**Set problem 1:**
In the parlay::sequence benchmark text, rewrite the part from "Plain initialization, time cost = 154726" to "in different runs.", replacing "Plain initialization" with "Constructor initialization".

**Excerpted text:**

**********

`parlay::sequence` constructor much slower than reserve + fill, and both slower than `std::vector`

[WhateverLiu]

The following code measures

1. Time for creating parlay::sequence via reserve + fill and the number of distinct buffers allocated in 100000 iterations of a parallel for loop.
2. Time for creating parlay::sequence via its constructor and the number of distinct buffers allocated in 100000 iterations of a parallel for loop.
3. Time for creating std::vector via its constructor and the number of distinct buffers allocated in 100000 iterations of a parallel for loop.

#include <iostream>
#include <vector>
#include <chrono>
// #include "infra/infra.hpp"
#include <parlay>

int main() {
  int ntab = 100000;
  auto now = std::chrono::steady_clock::now();
  auto ptrs1 = parlay::tabulate(ntab, [&](int i)->auto {
    parlay::sequence<double> a; a.reserve(20000); std::fill(a.begin(), a.end(), 0);
    parlay::sequence<double> b; b.reserve(20000); std::fill(b.begin(), b.end(), 0);
    return std::pair(a.data(), b.data());
  });
  std::cout << "Reserve and fill, time cost = " << std::chrono::duration_cast<
    std::chrono::microseconds> (std::chrono::steady_clock::now() - now).count();
  std::cout << "\nNumber of distinct vectors allocated = " << 
  parlay::remove_duplicates(parlay::slice(
      &ptrs1.front().first, &ptrs1.back().second + 1)).size() << "\n\n";
  decltype(ptrs1)().swap(ptrs1);
  
  
  now = std::chrono::steady_clock::now();
  auto ptrs2 = parlay::tabulate(ntab, [&](int i)->auto {
    parlay::sequence<double> a(20000, 0);
    parlay::sequence<double> b(20000, 0);
    return std::pair(a.data(), b.data());
  });
  std::cout << "Plain initialization, time cost = " << std::chrono::duration_cast<
    std::chrono::microseconds> (std::chrono::steady_clock::now() - now).count();
  std::cout << "\nNumber of distinct vectors allocated = " << 
    parlay::remove_duplicates(parlay::slice(
        &ptrs2.front().first, &ptrs2.back().second + 1)).size() << "\n\n";
  decltype(ptrs2)().swap(ptrs2);
  
  
  now = std::chrono::steady_clock::now();
  auto ptrs3 = parlay::tabulate(ntab, [&](int i)->auto {
    std::vector<double> a(20000, 0);
    std::vector<double> b(20000, 0);
    return std::pair(a.data(), b.data());
  });
  std::cout << "Use std::vector, time cost = " << std::chrono::duration_cast<
    std::chrono::microseconds> (std::chrono::steady_clock::now() - now).count();
  std::cout << "\nNumber of distinct vectors allocated = " << 
    parlay::remove_duplicates(parlay::slice(
        &ptrs3.front().first, &ptrs3.back().second + 1)).size() << "\n\n";
  decltype(ptrs3)().swap(ptrs3);
} 

Compiling with g++ -std=c++20 -O2 -lpthread -march=native code/cpp/parlayTest.cpp -o test, a sample printout can be:

Reserve and fill, time cost = 59335
Number of distinct vectors allocated = 28

Plain initialization, time cost = 154726
Number of distinct vectors allocated = 49

Use std::vector, time cost = 50010
Number of distinct vectors allocated = 34

The numbers 28 and 49 will change in different runs.

**********

**Data for the task:**

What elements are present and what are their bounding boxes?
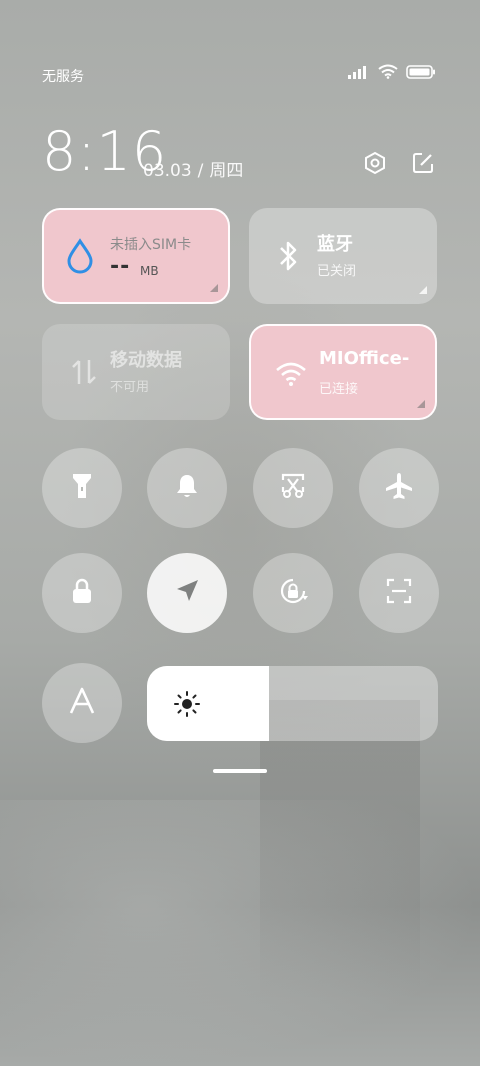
brightness-slider[interactable] [147, 666, 438, 741]
scanner-toggle[interactable] [359, 553, 439, 633]
bluetooth-icon [271, 238, 307, 274]
mobile-data-tile[interactable]: 移动数据 不可用 [42, 324, 230, 420]
edit-icon[interactable] [410, 150, 436, 176]
data-usage-unit: MB [140, 264, 159, 278]
data-usage-value: -- [110, 254, 131, 279]
location-arrow-icon [173, 577, 201, 609]
bluetooth-title: 蓝牙 [317, 234, 353, 255]
flashlight-icon [70, 472, 94, 504]
rotation-lock-toggle[interactable] [253, 553, 333, 633]
airplane-toggle[interactable] [359, 448, 439, 528]
data-arrows-icon [66, 354, 102, 390]
date-separator: / [197, 161, 204, 181]
date-line: 03.03/周四 [143, 156, 243, 181]
status-bar: 无服务 [0, 62, 480, 90]
scan-icon [385, 577, 413, 609]
wallpaper-clouds [0, 800, 480, 1066]
flashlight-toggle[interactable] [42, 448, 122, 528]
brightness-fill [147, 666, 270, 741]
auto-brightness-toggle[interactable] [42, 663, 122, 743]
wifi-icon [273, 356, 309, 392]
bluetooth-status: 已关闭 [317, 264, 357, 279]
wifi-icon [378, 64, 398, 83]
bell-icon [174, 472, 200, 504]
header-actions [362, 150, 436, 176]
lock-icon [70, 577, 94, 609]
expand-corner-icon [417, 400, 425, 408]
mobile-data-status: 不可用 [110, 380, 150, 395]
wifi-status: 已连接 [319, 382, 359, 397]
rotation-lock-icon [277, 575, 309, 611]
wifi-tile[interactable]: MIOffice- 已连接 [249, 324, 437, 420]
weekday-label: 周四 [209, 161, 244, 181]
mobile-data-title: 移动数据 [110, 350, 182, 371]
scissors-icon [278, 471, 308, 505]
location-toggle[interactable] [147, 553, 227, 633]
wallpaper-shadow [260, 700, 420, 1000]
signal-icon [348, 64, 370, 83]
lock-screen-toggle[interactable] [42, 553, 122, 633]
expand-corner-icon [419, 286, 427, 294]
wifi-network-name: MIOffice- [319, 348, 410, 369]
date-label: 03.03 [143, 161, 192, 181]
data-usage-tile[interactable]: 未插入SIM卡 -- MB [42, 208, 230, 304]
sun-icon [173, 690, 201, 718]
system-icons [348, 64, 436, 83]
font-a-icon [69, 687, 95, 719]
water-drop-icon [62, 238, 98, 274]
expand-corner-icon [210, 284, 218, 292]
ringer-toggle[interactable] [147, 448, 227, 528]
carrier-label: 无服务 [42, 69, 84, 85]
airplane-icon [384, 471, 414, 505]
settings-icon[interactable] [362, 150, 388, 176]
screenshot-toggle[interactable] [253, 448, 333, 528]
sim-status-label: 未插入SIM卡 [110, 237, 192, 253]
home-indicator[interactable] [213, 769, 267, 773]
battery-icon [406, 64, 436, 83]
bluetooth-tile[interactable]: 蓝牙 已关闭 [249, 208, 437, 304]
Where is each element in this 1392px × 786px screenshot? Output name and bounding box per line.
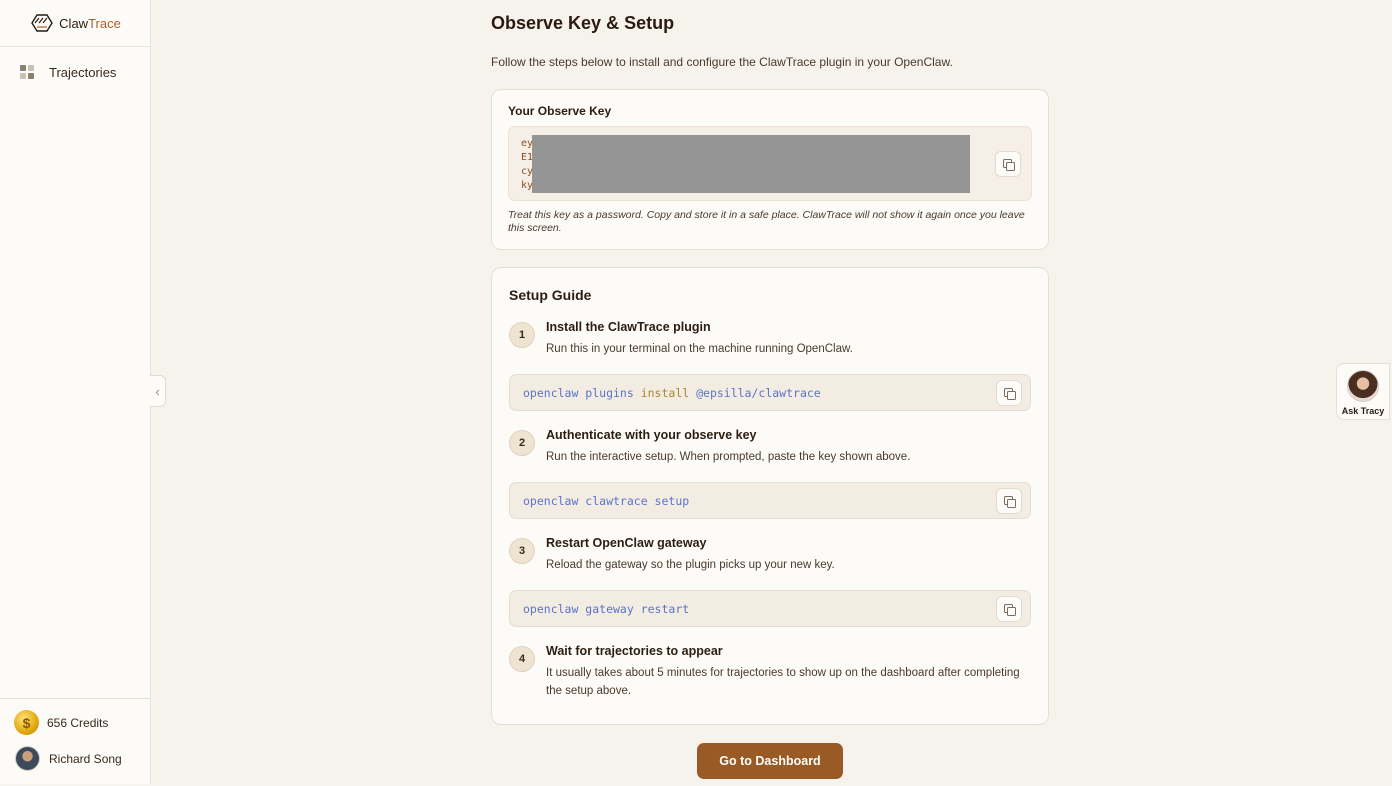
step-title: Authenticate with your observe key xyxy=(546,428,757,442)
tracy-avatar xyxy=(1347,370,1379,402)
guide-title: Setup Guide xyxy=(509,287,592,303)
step-title: Restart OpenClaw gateway xyxy=(546,536,707,550)
step-number: 2 xyxy=(509,430,535,456)
setup-guide-card: Setup Guide 1 Install the ClawTrace plug… xyxy=(491,267,1049,725)
avatar xyxy=(15,746,40,771)
copy-command-button[interactable] xyxy=(996,596,1022,622)
sidebar: ClawTrace Trajectories $ 656 Credits Ric… xyxy=(0,0,151,784)
page-title: Observe Key & Setup xyxy=(491,13,675,33)
go-to-dashboard-button[interactable]: Go to Dashboard xyxy=(697,743,843,779)
code-block-install: openclaw plugins install @epsilla/clawtr… xyxy=(509,374,1031,411)
step-number: 4 xyxy=(509,646,535,672)
copy-command-button[interactable] xyxy=(996,488,1022,514)
ask-tracy-button[interactable]: Ask Tracy xyxy=(1336,363,1390,420)
key-warning: Treat this key as a password. Copy and s… xyxy=(508,209,1025,234)
step-number: 3 xyxy=(509,538,535,564)
user-profile[interactable]: Richard Song xyxy=(15,746,122,771)
copy-command-button[interactable] xyxy=(996,380,1022,406)
sidebar-footer: $ 656 Credits Richard Song xyxy=(0,698,150,771)
code-block-setup: openclaw clawtrace setup xyxy=(509,482,1031,519)
chevron-left-icon: ‹ xyxy=(155,383,160,399)
step-description: Reload the gateway so the plugin picks u… xyxy=(546,559,835,571)
sidebar-item-label: Trajectories xyxy=(49,64,117,80)
user-name: Richard Song xyxy=(49,751,122,766)
step-number: 1 xyxy=(509,322,535,348)
credits-label: 656 Credits xyxy=(47,715,109,730)
grid-icon xyxy=(20,65,34,79)
code-command[interactable]: openclaw gateway restart xyxy=(523,602,689,616)
ask-tracy-label: Ask Tracy xyxy=(1341,406,1385,416)
key-card-title: Your Observe Key xyxy=(508,104,612,118)
copy-icon xyxy=(1003,387,1016,400)
page-subtitle: Follow the steps below to install and co… xyxy=(491,55,953,69)
logo-text: ClawTrace xyxy=(59,15,121,31)
clawtrace-logo-icon xyxy=(31,14,53,32)
step-description: It usually takes about 5 minutes for tra… xyxy=(546,667,1020,697)
step-description: Run this in your terminal on the machine… xyxy=(546,343,853,355)
code-block-restart: openclaw gateway restart xyxy=(509,590,1031,627)
observe-key-box: ey tb E1 DD cy GR ky xyxy=(508,126,1032,201)
redaction-overlay xyxy=(532,135,970,193)
sidebar-item-trajectories[interactable]: Trajectories xyxy=(0,60,150,84)
observe-key-card: Your Observe Key ey tb E1 DD cy xyxy=(491,89,1049,250)
step-title: Install the ClawTrace plugin xyxy=(546,320,711,334)
code-command[interactable]: openclaw clawtrace setup xyxy=(523,494,689,508)
code-command[interactable]: openclaw plugins install @epsilla/clawtr… xyxy=(523,386,821,400)
app-logo[interactable]: ClawTrace xyxy=(0,0,150,47)
step-title: Wait for trajectories to appear xyxy=(546,644,723,658)
copy-icon xyxy=(1002,158,1015,171)
copy-icon xyxy=(1003,603,1016,616)
collapse-sidebar-button[interactable]: ‹ xyxy=(150,375,166,407)
coin-icon: $ xyxy=(14,710,39,735)
copy-icon xyxy=(1003,495,1016,508)
credits-display[interactable]: $ 656 Credits xyxy=(14,710,108,735)
step-description: Run the interactive setup. When prompted… xyxy=(546,451,911,463)
copy-key-button[interactable] xyxy=(995,151,1021,177)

**********

**Set problem 2:**
From the listing, reproduce word for word the lines from the line with "step-title: Authenticate with" to the line with "copy-icon xyxy=(1003,387,1016,400)", including both of those lines.

**Complete answer 1:**
Constructor initialization, time cost = 154726
Number of distinct vectors allocated = 49

Use std::vector, time cost = 50010
Number of distinct vectors allocated = 34

The numbers 28 and 49 will change in different runs.

**Complete answer 2:**
step-title: Authenticate with your observe key xyxy=(546,428,757,442)
tracy-avatar xyxy=(1347,370,1379,402)
guide-title: Setup Guide xyxy=(509,287,592,303)
step-title: Restart OpenClaw gateway xyxy=(546,536,707,550)
step-number: 2 xyxy=(509,430,535,456)
setup-guide-card: Setup Guide 1 Install the ClawTrace plug… xyxy=(491,267,1049,725)
avatar xyxy=(15,746,40,771)
copy-command-button[interactable] xyxy=(996,596,1022,622)
sidebar: ClawTrace Trajectories $ 656 Credits Ric… xyxy=(0,0,151,784)
page-title: Observe Key & Setup xyxy=(491,13,675,33)
go-to-dashboard-button[interactable]: Go to Dashboard xyxy=(697,743,843,779)
code-block-install: openclaw plugins install @epsilla/clawtr… xyxy=(509,374,1031,411)
step-number: 4 xyxy=(509,646,535,672)
copy-command-button[interactable] xyxy=(996,488,1022,514)
ask-tracy-button[interactable]: Ask Tracy xyxy=(1336,363,1390,420)
key-warning: Treat this key as a password. Copy and s… xyxy=(508,209,1025,234)
step-number: 3 xyxy=(509,538,535,564)
user-profile[interactable]: Richard Song xyxy=(15,746,122,771)
copy-command-button[interactable] xyxy=(996,380,1022,406)
sidebar-footer: $ 656 Credits Richard Song xyxy=(0,698,150,771)
code-block-setup: openclaw clawtrace setup xyxy=(509,482,1031,519)
chevron-left-icon: ‹ xyxy=(155,383,160,399)
step-description: Reload the gateway so the plugin picks u… xyxy=(546,559,835,571)
sidebar-item-label: Trajectories xyxy=(49,64,117,80)
user-name: Richard Song xyxy=(49,751,122,766)
step-number: 1 xyxy=(509,322,535,348)
credits-label: 656 Credits xyxy=(47,715,109,730)
grid-icon xyxy=(20,65,34,79)
code-command[interactable]: openclaw gateway restart xyxy=(523,602,689,616)
ask-tracy-label: Ask Tracy xyxy=(1341,406,1385,416)
key-card-title: Your Observe Key xyxy=(508,104,612,118)
copy-icon xyxy=(1003,387,1016,400)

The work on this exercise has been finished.